■ EXERCISE DETAILS ■
Copy out every line that contains the word "WiSe".

start

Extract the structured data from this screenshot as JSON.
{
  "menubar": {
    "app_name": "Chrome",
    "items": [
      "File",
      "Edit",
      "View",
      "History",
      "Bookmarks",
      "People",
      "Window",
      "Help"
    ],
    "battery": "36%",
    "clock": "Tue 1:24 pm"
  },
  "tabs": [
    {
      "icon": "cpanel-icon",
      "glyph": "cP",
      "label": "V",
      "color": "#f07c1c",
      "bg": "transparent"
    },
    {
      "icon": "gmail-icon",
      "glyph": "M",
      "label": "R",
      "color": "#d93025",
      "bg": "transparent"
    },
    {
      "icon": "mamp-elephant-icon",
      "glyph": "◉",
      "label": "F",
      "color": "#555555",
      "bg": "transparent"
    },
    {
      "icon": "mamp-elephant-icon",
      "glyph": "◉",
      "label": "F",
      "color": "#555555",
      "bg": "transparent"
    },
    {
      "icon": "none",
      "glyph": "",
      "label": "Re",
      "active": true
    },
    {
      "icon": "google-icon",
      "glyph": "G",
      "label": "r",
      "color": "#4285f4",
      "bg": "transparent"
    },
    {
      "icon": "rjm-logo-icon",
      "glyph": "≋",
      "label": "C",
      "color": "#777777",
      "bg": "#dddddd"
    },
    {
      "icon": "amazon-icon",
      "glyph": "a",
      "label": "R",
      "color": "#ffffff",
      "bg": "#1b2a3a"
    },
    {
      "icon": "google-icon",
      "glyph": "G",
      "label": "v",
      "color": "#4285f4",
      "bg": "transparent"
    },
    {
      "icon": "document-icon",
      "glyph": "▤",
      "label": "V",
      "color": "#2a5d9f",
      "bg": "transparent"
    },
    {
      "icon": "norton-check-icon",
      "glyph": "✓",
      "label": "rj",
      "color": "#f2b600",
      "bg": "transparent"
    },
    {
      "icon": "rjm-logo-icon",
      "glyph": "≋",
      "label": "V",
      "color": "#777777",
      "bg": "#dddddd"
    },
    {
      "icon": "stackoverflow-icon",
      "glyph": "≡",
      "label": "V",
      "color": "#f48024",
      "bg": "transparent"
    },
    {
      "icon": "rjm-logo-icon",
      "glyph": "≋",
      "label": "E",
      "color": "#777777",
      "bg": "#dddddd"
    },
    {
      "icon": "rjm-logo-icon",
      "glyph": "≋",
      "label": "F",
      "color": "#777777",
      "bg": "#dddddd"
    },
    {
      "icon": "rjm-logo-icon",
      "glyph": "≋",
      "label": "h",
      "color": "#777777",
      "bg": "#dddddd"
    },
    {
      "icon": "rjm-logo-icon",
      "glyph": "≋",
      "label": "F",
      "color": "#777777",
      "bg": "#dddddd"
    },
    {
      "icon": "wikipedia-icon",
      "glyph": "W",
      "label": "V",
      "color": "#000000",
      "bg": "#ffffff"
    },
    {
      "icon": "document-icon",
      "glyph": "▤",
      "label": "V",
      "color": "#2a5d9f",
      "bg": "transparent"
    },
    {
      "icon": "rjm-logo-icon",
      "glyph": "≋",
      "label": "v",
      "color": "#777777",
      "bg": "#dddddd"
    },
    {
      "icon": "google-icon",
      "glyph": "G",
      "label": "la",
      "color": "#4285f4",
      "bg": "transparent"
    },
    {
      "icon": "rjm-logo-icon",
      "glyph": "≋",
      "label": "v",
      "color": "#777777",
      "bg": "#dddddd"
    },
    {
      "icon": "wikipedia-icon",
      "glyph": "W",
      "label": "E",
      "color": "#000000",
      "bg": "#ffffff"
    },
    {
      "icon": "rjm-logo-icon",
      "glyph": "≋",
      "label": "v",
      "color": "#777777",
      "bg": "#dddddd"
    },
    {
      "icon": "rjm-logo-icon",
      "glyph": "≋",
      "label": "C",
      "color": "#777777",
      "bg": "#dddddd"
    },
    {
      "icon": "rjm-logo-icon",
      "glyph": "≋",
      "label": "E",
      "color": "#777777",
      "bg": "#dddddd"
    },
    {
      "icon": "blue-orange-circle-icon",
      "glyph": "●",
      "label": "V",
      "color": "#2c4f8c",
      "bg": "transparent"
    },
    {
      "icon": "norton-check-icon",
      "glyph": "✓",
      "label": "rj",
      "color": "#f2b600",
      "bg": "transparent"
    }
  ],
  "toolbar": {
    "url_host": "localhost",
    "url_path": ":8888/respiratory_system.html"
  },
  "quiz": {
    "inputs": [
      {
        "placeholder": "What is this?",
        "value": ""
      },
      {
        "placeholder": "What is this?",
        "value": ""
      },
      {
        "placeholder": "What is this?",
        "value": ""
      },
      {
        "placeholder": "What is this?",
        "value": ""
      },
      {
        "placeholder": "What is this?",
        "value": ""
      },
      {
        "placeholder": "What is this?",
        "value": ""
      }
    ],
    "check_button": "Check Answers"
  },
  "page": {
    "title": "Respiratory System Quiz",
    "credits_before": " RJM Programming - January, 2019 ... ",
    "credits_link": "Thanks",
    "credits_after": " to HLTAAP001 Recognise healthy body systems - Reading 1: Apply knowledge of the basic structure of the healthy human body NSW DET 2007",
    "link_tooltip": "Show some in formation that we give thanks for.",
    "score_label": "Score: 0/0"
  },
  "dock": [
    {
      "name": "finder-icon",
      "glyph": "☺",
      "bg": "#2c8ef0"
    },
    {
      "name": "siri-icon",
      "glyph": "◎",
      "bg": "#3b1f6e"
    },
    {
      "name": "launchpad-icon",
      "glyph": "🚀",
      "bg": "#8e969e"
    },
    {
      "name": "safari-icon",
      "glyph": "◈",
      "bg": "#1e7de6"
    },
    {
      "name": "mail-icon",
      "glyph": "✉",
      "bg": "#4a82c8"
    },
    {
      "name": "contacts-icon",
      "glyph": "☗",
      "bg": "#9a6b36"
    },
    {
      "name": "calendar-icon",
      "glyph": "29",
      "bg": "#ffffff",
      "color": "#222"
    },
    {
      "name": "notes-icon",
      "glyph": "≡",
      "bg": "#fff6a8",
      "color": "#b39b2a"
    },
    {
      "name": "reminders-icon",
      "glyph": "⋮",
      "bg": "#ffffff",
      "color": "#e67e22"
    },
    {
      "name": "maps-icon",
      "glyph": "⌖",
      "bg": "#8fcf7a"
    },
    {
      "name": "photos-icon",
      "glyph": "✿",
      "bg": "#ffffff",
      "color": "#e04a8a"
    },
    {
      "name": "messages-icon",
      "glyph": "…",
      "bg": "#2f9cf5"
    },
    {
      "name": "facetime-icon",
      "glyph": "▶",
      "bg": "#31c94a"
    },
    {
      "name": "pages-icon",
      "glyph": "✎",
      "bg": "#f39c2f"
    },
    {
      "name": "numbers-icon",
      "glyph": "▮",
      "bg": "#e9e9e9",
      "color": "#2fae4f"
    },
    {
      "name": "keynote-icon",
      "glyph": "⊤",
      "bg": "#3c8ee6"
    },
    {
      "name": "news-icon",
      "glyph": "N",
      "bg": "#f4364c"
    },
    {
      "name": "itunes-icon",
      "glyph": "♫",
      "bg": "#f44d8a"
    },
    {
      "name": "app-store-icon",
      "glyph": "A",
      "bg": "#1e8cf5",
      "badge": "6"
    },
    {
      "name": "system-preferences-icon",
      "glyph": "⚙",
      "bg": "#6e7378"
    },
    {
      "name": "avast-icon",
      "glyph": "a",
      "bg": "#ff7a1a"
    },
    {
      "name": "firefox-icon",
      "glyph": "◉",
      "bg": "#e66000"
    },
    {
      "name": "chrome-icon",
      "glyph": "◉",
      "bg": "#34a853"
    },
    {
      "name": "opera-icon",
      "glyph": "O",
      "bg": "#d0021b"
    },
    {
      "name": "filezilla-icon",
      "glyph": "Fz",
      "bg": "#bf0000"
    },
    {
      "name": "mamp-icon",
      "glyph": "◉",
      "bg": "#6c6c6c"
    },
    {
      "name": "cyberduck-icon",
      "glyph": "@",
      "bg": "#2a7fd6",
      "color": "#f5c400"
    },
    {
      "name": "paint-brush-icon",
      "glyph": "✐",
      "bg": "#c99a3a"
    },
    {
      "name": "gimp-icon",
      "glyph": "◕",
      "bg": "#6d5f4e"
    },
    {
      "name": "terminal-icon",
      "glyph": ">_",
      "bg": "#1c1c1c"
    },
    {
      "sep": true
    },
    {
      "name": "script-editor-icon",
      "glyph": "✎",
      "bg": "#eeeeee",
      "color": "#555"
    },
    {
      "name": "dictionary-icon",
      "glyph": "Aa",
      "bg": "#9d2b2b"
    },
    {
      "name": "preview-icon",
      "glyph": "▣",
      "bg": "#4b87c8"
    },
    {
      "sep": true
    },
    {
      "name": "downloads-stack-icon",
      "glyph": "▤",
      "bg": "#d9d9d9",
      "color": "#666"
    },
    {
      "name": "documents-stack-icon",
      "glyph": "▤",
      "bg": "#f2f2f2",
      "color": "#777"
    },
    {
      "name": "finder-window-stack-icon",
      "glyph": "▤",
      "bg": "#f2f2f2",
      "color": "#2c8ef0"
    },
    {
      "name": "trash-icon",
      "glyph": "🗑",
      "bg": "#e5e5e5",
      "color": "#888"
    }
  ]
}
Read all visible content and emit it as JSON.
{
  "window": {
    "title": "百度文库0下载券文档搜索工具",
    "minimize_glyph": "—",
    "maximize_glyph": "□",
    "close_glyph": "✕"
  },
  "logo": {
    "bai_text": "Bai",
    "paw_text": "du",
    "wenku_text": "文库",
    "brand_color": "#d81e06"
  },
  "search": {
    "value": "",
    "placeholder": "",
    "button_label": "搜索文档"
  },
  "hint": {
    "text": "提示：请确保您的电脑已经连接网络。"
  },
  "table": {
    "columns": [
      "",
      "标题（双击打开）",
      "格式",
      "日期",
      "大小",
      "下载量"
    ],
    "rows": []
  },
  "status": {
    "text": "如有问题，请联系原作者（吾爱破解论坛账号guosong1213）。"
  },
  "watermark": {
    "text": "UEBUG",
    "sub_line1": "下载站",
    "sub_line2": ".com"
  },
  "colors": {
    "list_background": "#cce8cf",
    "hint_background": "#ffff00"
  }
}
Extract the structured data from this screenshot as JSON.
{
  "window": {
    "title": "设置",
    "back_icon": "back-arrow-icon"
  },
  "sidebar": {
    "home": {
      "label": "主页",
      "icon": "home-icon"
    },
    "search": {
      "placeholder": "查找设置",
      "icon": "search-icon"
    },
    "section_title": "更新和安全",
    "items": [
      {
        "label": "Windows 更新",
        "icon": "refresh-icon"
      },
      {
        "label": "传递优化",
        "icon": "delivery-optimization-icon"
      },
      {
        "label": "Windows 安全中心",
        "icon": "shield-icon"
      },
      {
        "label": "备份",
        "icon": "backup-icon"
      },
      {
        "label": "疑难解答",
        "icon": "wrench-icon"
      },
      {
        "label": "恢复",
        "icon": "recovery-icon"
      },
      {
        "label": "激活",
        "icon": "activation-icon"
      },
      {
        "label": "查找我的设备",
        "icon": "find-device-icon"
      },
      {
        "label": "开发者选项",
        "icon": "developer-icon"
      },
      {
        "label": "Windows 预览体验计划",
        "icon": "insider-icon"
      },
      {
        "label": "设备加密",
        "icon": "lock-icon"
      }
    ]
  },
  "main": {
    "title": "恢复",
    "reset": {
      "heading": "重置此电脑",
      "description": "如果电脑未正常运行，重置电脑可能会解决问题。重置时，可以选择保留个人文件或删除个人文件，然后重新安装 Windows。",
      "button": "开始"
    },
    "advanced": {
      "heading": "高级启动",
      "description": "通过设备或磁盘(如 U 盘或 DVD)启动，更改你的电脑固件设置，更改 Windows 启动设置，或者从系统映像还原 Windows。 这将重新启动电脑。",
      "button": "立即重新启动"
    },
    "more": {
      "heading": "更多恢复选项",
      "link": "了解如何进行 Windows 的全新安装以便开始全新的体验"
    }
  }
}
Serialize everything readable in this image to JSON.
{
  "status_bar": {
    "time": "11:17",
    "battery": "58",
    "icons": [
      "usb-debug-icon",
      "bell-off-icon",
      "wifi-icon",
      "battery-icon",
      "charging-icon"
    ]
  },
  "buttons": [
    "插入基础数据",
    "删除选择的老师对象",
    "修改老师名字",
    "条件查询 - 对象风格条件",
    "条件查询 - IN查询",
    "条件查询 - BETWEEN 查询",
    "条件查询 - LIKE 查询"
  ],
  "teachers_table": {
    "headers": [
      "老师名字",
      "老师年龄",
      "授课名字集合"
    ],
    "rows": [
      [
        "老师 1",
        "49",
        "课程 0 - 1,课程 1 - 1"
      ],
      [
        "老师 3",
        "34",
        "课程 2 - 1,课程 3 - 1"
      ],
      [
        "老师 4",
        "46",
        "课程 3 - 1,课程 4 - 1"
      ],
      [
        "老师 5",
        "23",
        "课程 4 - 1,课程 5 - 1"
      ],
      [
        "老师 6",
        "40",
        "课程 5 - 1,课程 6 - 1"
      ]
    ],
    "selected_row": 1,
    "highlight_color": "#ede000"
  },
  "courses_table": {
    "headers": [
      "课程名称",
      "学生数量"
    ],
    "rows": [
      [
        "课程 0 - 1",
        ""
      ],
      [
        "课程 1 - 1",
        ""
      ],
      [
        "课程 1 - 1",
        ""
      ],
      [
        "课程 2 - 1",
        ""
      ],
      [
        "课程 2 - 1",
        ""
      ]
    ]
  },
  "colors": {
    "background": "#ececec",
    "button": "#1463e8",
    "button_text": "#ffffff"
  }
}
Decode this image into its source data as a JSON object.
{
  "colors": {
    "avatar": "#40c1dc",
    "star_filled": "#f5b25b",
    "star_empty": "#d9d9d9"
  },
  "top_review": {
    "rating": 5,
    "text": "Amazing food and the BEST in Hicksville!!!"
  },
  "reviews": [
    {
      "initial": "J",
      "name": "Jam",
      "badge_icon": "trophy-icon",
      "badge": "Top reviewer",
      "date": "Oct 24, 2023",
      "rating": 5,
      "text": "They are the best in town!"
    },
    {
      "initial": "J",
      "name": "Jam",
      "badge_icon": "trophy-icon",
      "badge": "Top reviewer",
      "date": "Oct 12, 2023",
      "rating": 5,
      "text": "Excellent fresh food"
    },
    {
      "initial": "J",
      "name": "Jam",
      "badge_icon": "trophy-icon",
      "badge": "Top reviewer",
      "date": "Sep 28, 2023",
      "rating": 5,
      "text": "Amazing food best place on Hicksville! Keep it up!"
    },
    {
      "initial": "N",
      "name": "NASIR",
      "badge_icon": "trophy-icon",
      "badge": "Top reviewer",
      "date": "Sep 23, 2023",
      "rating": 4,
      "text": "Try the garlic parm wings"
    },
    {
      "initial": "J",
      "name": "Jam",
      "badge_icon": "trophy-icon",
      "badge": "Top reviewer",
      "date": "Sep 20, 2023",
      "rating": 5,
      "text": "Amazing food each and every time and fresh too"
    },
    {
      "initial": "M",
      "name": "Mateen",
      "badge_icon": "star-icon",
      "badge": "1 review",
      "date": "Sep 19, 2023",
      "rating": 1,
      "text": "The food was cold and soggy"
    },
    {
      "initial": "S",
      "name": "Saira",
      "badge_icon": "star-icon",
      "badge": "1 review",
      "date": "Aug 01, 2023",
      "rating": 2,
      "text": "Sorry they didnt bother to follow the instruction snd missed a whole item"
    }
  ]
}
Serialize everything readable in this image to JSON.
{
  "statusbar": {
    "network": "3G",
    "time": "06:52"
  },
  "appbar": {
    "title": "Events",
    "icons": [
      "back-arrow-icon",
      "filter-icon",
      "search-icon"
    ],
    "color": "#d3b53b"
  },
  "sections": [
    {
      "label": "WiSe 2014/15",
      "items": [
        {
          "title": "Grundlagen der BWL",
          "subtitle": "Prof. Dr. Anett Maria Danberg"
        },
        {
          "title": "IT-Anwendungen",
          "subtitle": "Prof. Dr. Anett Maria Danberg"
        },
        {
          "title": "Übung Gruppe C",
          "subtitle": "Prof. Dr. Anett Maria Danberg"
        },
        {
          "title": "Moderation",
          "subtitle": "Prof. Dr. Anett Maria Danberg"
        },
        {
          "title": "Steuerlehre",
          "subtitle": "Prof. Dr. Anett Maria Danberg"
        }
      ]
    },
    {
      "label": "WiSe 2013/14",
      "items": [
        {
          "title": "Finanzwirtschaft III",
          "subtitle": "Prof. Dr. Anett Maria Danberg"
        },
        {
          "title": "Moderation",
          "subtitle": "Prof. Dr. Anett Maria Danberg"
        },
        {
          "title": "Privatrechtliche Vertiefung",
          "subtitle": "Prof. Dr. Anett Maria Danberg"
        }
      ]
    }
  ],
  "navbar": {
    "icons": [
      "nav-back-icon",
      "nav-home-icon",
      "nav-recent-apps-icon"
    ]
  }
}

end

■ RESPONSE TO THIS TASK ■
      "label": "WiSe 2014/15",
      "label": "WiSe 2013/14",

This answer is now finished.